▸ **Consigne a**: Recopiez à l'identique les lignes du listing, en commençant par celle qui contient "watermark-text: Baidu经验 [742, 641, 888, 674]" et en finissant par celle qui contient "download-link[interactable]: 下载 [820, 360, 843, 376]", ces deux lignes comprises.

***** Texte affiché *****

Madame la Première ministre,

Le président de la République a récemment confirmé la perspective d’un nouveau projet de loi sur l’asile et l’immigration pour début 2023. Vous avez demandé au ministère de l’Intérieur d’organiser une concertation préalable avec différents représentants de partis politiques, partenaires sociaux, associations et acteurs de la société civile.

C’est dans ce contexte que nos associations s’adressent à vous pour porter à votre connaissance plusieurs points qui nous apparaissent essentiels.

Nous souhaitons, avant toute chose, vous signifier notre inquiétude face à un énième projet de loi sur ce sujet. En trente ans, plus de vingt textes se sont succédé (le dernier ne datant que de 2018), allant dans le sens continu d’une détérioration des conditions d’accueil et des droits des personnes exilées. Quel est le sens de la poursuite d’une telle inflation législative?

Nous voulons ensuite vous interpeller quant aux objectifs poursuivis par cette concertation et ce futur projet de loi, et vous signifier que nous ne saurions accepter une démarche fondée sur la stigmatisation et les raccourcis assimilant immigration et délinquance. Il nous semble à l’inverse que la question qui se pose aujourd’hui, dans un monde où, plus que jamais, les migrations constituent notre réalité commune, est celle de dessiner des politiques publiques fondées sur l’accueil et la solidarité, garantissant le respect de la dignité et des droits fondamentaux des personnes exilées.

***** Données à traiter *****

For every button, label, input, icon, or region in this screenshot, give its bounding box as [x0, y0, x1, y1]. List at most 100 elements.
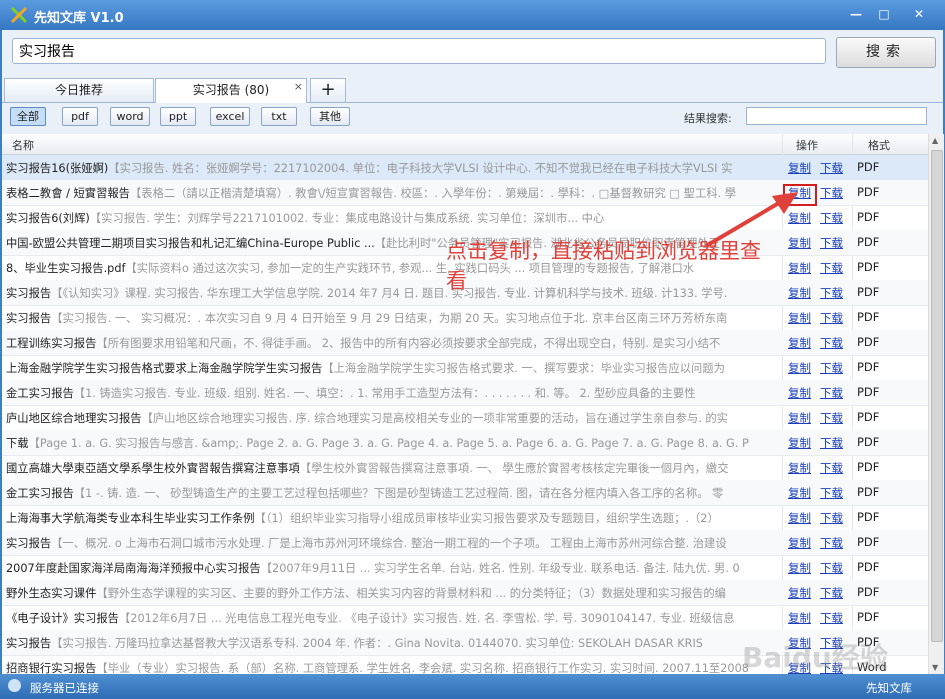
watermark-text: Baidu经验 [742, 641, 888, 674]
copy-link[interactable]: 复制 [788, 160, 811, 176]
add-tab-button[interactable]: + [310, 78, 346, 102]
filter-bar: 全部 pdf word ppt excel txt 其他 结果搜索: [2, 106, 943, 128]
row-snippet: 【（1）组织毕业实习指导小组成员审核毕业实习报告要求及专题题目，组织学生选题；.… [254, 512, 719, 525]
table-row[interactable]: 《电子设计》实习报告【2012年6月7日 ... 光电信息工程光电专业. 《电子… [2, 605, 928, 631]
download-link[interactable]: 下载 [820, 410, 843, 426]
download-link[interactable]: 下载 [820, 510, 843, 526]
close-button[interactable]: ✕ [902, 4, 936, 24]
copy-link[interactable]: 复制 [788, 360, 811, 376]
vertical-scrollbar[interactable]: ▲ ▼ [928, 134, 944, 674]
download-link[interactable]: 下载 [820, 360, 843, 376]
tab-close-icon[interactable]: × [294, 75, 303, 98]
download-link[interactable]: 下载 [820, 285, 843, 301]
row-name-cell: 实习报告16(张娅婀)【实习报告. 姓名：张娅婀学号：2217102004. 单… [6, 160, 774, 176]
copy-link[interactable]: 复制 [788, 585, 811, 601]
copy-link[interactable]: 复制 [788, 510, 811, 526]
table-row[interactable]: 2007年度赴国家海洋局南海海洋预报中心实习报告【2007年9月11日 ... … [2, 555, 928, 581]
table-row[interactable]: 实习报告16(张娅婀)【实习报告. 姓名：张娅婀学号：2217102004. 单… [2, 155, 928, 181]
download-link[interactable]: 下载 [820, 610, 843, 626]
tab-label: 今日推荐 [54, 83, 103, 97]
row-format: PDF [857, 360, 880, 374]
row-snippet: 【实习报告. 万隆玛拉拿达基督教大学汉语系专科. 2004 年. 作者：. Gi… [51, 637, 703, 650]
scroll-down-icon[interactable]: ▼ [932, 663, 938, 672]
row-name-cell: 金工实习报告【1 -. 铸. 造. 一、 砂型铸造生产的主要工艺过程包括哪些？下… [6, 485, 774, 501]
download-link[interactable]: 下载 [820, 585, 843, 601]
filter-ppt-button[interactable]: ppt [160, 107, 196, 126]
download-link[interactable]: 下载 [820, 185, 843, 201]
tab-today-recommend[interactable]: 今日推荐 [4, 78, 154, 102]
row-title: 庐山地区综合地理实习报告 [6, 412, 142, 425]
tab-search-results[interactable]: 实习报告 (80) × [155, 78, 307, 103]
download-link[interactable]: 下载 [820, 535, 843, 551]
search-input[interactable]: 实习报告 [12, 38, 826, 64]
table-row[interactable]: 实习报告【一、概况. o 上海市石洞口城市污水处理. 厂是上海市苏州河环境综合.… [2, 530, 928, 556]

*****

▸ **Consigne b**: D'après la lettre adressée à la Première ministre, combien de textes sur l'asile et l'immigration se sont succédé en trente ans ?

▸ **Réponse a**:
watermark-text: Baidu经验 [742, 641, 888, 674]
copy-link[interactable]: 复制 [788, 160, 811, 176]
add-tab-button[interactable]: + [310, 78, 346, 102]
filter-bar: 全部 pdf word ppt excel txt 其他 结果搜索: [2, 106, 943, 128]
row-snippet: 【（1）组织毕业实习指导小组成员审核毕业实习报告要求及专题题目，组织学生选题；.… [254, 512, 719, 525]
table-row[interactable]: 《电子设计》实习报告【2012年6月7日 ... 光电信息工程光电专业. 《电子… [2, 605, 928, 631]
download-link[interactable]: 下载 [820, 410, 843, 426]
download-link[interactable]: 下载 [820, 510, 843, 526]
close-button[interactable]: ✕ [902, 4, 936, 24]
copy-link[interactable]: 复制 [788, 360, 811, 376]
vertical-scrollbar[interactable]: ▲ ▼ [928, 134, 944, 674]
download-link[interactable]: 下载 [820, 360, 843, 376]

▸ **Réponse b**: Plus de vingt textes, le dernier datant de 2018.